What follows is a listing; restate every line of it word for word.

::: Information supplied :::

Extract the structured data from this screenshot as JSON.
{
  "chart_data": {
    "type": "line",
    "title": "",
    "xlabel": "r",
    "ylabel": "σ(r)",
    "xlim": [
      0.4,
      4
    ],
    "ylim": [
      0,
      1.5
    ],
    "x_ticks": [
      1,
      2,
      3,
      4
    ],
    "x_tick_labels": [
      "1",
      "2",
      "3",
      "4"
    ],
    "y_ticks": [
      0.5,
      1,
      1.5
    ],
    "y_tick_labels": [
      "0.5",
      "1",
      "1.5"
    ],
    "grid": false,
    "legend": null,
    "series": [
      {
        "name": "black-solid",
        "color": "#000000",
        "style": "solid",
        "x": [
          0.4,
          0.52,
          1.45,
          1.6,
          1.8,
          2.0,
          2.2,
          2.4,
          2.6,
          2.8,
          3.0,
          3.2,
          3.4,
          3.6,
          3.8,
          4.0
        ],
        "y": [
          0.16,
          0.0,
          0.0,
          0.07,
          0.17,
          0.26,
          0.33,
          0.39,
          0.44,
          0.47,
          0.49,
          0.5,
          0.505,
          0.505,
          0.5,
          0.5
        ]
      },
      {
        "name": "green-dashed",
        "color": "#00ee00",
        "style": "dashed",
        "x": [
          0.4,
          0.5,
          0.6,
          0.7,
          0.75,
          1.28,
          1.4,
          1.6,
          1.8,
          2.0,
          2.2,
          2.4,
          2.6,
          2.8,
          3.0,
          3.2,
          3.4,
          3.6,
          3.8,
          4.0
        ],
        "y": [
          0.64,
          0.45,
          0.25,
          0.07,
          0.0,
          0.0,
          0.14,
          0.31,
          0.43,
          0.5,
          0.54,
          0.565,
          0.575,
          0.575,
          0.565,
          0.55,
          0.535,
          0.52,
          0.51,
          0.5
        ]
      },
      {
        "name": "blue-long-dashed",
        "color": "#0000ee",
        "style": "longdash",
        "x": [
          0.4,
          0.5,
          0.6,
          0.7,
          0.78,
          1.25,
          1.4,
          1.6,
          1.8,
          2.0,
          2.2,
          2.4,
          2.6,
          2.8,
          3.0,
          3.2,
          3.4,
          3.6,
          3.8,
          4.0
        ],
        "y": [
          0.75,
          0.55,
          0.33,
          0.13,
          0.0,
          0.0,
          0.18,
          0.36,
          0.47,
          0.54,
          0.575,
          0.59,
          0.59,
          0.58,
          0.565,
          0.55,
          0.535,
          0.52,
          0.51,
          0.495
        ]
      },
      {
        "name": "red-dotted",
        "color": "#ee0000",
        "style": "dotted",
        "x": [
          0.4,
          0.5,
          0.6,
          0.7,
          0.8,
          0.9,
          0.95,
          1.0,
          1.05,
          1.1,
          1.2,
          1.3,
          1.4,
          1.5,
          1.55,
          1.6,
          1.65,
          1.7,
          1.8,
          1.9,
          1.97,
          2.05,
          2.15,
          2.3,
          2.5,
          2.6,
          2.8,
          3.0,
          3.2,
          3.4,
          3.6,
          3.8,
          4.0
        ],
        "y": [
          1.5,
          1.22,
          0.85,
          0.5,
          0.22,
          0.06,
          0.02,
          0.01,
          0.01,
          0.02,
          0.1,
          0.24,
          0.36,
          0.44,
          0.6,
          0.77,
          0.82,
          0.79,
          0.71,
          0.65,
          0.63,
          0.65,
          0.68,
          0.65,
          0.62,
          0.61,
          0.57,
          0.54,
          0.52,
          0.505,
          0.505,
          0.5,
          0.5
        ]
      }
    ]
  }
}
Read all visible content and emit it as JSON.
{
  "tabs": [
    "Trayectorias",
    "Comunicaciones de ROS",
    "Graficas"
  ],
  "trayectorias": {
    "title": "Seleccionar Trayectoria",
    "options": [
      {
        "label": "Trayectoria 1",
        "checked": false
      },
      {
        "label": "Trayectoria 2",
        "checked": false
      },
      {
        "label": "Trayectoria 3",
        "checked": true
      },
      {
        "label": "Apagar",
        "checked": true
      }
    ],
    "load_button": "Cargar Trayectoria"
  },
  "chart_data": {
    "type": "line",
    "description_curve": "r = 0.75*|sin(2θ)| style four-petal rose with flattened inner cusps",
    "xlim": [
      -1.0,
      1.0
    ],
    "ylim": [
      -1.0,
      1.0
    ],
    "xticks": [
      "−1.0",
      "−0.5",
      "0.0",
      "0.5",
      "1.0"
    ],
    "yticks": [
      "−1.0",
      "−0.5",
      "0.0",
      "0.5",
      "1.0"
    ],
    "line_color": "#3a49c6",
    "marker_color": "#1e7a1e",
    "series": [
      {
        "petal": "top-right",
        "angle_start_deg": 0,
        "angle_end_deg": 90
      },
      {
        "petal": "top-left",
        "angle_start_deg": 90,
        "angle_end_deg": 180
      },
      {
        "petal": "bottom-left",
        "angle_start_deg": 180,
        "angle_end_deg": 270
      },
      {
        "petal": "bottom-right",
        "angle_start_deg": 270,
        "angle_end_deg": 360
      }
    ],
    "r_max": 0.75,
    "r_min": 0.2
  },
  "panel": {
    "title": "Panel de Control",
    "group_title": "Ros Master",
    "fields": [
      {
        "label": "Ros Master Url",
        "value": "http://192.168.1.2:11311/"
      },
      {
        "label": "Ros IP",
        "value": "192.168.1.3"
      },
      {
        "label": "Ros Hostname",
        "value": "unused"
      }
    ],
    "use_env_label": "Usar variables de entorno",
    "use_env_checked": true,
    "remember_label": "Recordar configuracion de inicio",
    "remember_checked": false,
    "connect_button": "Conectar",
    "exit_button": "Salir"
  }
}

:::

■ Solution to this exercise
Extract the structured data from this screenshot as JSON.
{
  "chart_data": {
    "type": "line",
    "title": "",
    "xlabel": "r",
    "ylabel": "σ(r)",
    "xlim": [
      0.4,
      4
    ],
    "ylim": [
      0,
      1.5
    ],
    "x_ticks": [
      1,
      2,
      3,
      4
    ],
    "x_tick_labels": [
      "1",
      "2",
      "3",
      "4"
    ],
    "y_ticks": [
      0.5,
      1,
      1.5
    ],
    "y_tick_labels": [
      "0.5",
      "1",
      "1.5"
    ],
    "grid": false,
    "legend": null,
    "series": [
      {
        "name": "black-solid",
        "color": "#000000",
        "style": "solid",
        "x": [
          0.4,
          0.52,
          1.45,
          1.6,
          1.8,
          2.0,
          2.2,
          2.4,
          2.6,
          2.8,
          3.0,
          3.2,
          3.4,
          3.6,
          3.8,
          4.0
        ],
        "y": [
          0.16,
          0.0,
          0.0,
          0.07,
          0.17,
          0.26,
          0.33,
          0.39,
          0.44,
          0.47,
          0.49,
          0.5,
          0.505,
          0.505,
          0.5,
          0.5
        ]
      },
      {
        "name": "green-dashed",
        "color": "#00ee00",
        "style": "dashed",
        "x": [
          0.4,
          0.5,
          0.6,
          0.7,
          0.75,
          1.28,
          1.4,
          1.6,
          1.8,
          2.0,
          2.2,
          2.4,
          2.6,
          2.8,
          3.0,
          3.2,
          3.4,
          3.6,
          3.8,
          4.0
        ],
        "y": [
          0.64,
          0.45,
          0.25,
          0.07,
          0.0,
          0.0,
          0.14,
          0.31,
          0.43,
          0.5,
          0.54,
          0.565,
          0.575,
          0.575,
          0.565,
          0.55,
          0.535,
          0.52,
          0.51,
          0.5
        ]
      },
      {
        "name": "blue-long-dashed",
        "color": "#0000ee",
        "style": "longdash",
        "x": [
          0.4,
          0.5,
          0.6,
          0.7,
          0.78,
          1.25,
          1.4,
          1.6,
          1.8,
          2.0,
          2.2,
          2.4,
          2.6,
          2.8,
          3.0,
          3.2,
          3.4,
          3.6,
          3.8,
          4.0
        ],
        "y": [
          0.75,
          0.55,
          0.33,
          0.13,
          0.0,
          0.0,
          0.18,
          0.36,
          0.47,
          0.54,
          0.575,
          0.59,
          0.59,
          0.58,
          0.565,
          0.55,
          0.535,
          0.52,
          0.51,
          0.495
        ]
      },
      {
        "name": "red-dotted",
        "color": "#ee0000",
        "style": "dotted",
        "x": [
          0.4,
          0.5,
          0.6,
          0.7,
          0.8,
          0.9,
          0.95,
          1.0,
          1.05,
          1.1,
          1.2,
          1.3,
          1.4,
          1.5,
          1.55,
          1.6,
          1.65,
          1.7,
          1.8,
          1.9,
          1.97,
          2.05,
          2.15,
          2.3,
          2.5,
          2.6,
          2.8,
          3.0,
          3.2,
          3.4,
          3.6,
          3.8,
          4.0
        ],
        "y": [
          1.5,
          1.22,
          0.85,
          0.5,
          0.22,
          0.06,
          0.02,
          0.01,
          0.01,
          0.02,
          0.1,
          0.24,
          0.36,
          0.44,
          0.6,
          0.77,
          0.82,
          0.79,
          0.71,
          0.65,
          0.63,
          0.65,
          0.68,
          0.65,
          0.62,
          0.61,
          0.57,
          0.54,
          0.52,
          0.505,
          0.505,
          0.5,
          0.5
        ]
      }
    ]
  }
}
Read all visible content and emit it as JSON.
{
  "tabs": [
    "Trayectorias",
    "Comunicaciones de ROS",
    "Graficas"
  ],
  "trayectorias": {
    "title": "Seleccionar Trayectoria",
    "options": [
      {
        "label": "Trayectoria 1",
        "checked": false
      },
      {
        "label": "Trayectoria 2",
        "checked": false
      },
      {
        "label": "Trayectoria 3",
        "checked": true
      },
      {
        "label": "Apagar",
        "checked": true
      }
    ],
    "load_button": "Cargar Trayectoria"
  },
  "chart_data": {
    "type": "line",
    "description_curve": "r = 0.75*|sin(2θ)| style four-petal rose with flattened inner cusps",
    "xlim": [
      -1.0,
      1.0
    ],
    "ylim": [
      -1.0,
      1.0
    ],
    "xticks": [
      "−1.0",
      "−0.5",
      "0.0",
      "0.5",
      "1.0"
    ],
    "yticks": [
      "−1.0",
      "−0.5",
      "0.0",
      "0.5",
      "1.0"
    ],
    "line_color": "#3a49c6",
    "marker_color": "#1e7a1e",
    "series": [
      {
        "petal": "top-right",
        "angle_start_deg": 0,
        "angle_end_deg": 90
      },
      {
        "petal": "top-left",
        "angle_start_deg": 90,
        "angle_end_deg": 180
      },
      {
        "petal": "bottom-left",
        "angle_start_deg": 180,
        "angle_end_deg": 270
      },
      {
        "petal": "bottom-right",
        "angle_start_deg": 270,
        "angle_end_deg": 360
      }
    ],
    "r_max": 0.75,
    "r_min": 0.2
  },
  "panel": {
    "title": "Panel de Control",
    "group_title": "Ros Master",
    "fields": [
      {
        "label": "Ros Master Url",
        "value": "http://192.168.1.2:11311/"
      },
      {
        "label": "Ros IP",
        "value": "192.168.1.3"
      },
      {
        "label": "Ros Hostname",
        "value": "unused"
      }
    ],
    "use_env_label": "Usar variables de entorno",
    "use_env_checked": true,
    "remember_label": "Recordar configuracion de inicio",
    "remember_checked": false,
    "connect_button": "Conectar",
    "exit_button": "Salir"
  }
}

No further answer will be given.